Exercise task – Copy everything in the data below exactly except the pictures.

Supplied material –
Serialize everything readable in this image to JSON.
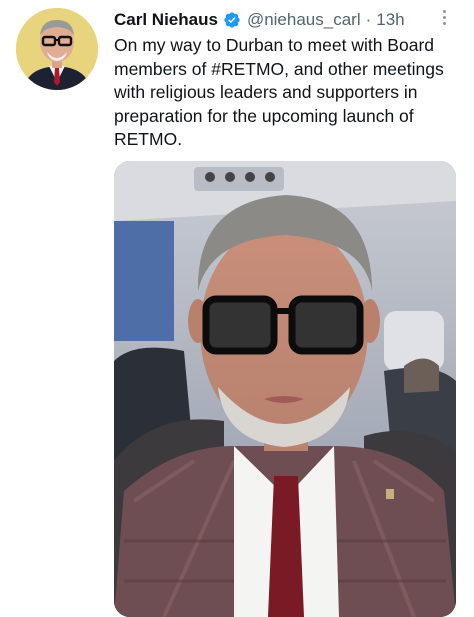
{
  "tweet": {
    "author_name": "Carl Niehaus",
    "handle": "@niehaus_carl",
    "separator": "·",
    "time": "13h",
    "text": "On my way to Durban to meet with Board\nmembers of #RETMO, and other meetings\nwith religious leaders and supporters in\npreparation for the upcoming launch of\nRETMO.",
    "verified_color": "#1d9bf0",
    "icons": {
      "verified": "verified-badge-icon",
      "more": "more-options-icon"
    }
  }
}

Exercise output –
Serialize everything readable in this image to JSON.
{
  "tweet": {
    "author_name": "Carl Niehaus",
    "handle": "@niehaus_carl",
    "separator": "·",
    "time": "13h",
    "text": "On my way to Durban to meet with Board\nmembers of #RETMO, and other meetings\nwith religious leaders and supporters in\npreparation for the upcoming launch of\nRETMO.",
    "verified_color": "#1d9bf0",
    "icons": {
      "verified": "verified-badge-icon",
      "more": "more-options-icon"
    }
  }
}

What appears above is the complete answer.